Questions =>
1. Who directed the film described in the text about the 1925 film Pals?
2. Which characters in the Pals plot summary are referred to by name, including the animals?
3. Write the next part of the article on the film Pals, continuing after its plot summary.

Given text =>
------------------------------------------------------------------------

Pals is a 1925 American silent Western comedy film directed by John P. McCarthy and starring Louise Lorraine, Art Acord, and Leon De La Mothe. Lorraine and Acord were married.

==Plot==
As described in a film magazine review, Bruce Taylor arrives at town with his dog Rex, horse Blackie, and a baby he found in the desert. He takes care of the infant and falls in love with Molly Markham, whose grandfather is under the financial power of Obediah Dillwater, suitor for Molly's hand. Molly helps Bruce out with the baby. Obediah has him arrested on a charge of kidnaping the infant. He escapes from jail with the aid of Rex and Blackie. Later Bruce returns with the sheriff and proof of his innocence, and finds Molly about to marry Obediah. He halts the forced marriage ceremony, whips Obediah, and is now able to wed Molly himself.

------------------------------------------------------------------------

Provided records =>
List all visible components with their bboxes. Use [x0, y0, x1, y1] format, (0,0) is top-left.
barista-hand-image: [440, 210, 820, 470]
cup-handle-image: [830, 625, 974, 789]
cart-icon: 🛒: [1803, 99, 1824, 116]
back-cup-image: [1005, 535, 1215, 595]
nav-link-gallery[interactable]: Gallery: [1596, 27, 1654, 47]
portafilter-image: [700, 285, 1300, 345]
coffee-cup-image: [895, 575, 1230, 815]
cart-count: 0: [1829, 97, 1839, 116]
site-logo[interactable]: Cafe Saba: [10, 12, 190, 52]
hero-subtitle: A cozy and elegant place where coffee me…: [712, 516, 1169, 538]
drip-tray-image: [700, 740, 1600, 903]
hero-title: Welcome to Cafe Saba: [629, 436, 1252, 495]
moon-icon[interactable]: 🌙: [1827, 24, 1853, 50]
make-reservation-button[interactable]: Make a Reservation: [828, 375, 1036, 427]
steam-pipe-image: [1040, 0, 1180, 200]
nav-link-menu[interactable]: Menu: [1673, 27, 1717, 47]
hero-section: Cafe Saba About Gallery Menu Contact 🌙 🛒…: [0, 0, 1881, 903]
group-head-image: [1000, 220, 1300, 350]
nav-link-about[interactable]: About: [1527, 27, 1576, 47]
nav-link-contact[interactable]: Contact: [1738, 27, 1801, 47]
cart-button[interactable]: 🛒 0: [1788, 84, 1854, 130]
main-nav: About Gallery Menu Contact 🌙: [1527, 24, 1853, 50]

------------------------------------------------------------------------

Set of answers =>
1. John P. McCarthy

2. Bruce Taylor, Rex, Blackie, Molly Markham, Obediah Dillwater

3.
==Cast==
- Louise Lorraine as Molly Markham
- Art Acord as Bruce Taylor
- Leon De La Mothe as Obediah Dillwater
- Andrew Waldron as Molly's Grandpa
- Rex the Dog as Rex, Bruce's Dog
- Black Beauty as Black Beauty, Jim's Horse

==Bibliography==
- McCaffrey, Donald W. & Jacobs, Christopher P. Guide to the Silent Years of American Cinema. Greenwood Publishing, 1999. ISBN 0-313-30345-2
- Munden, Kenneth White. The American Film Institute Catalog of Motion Pictures Produced in the United States, Part 1. University of California Press, 1997.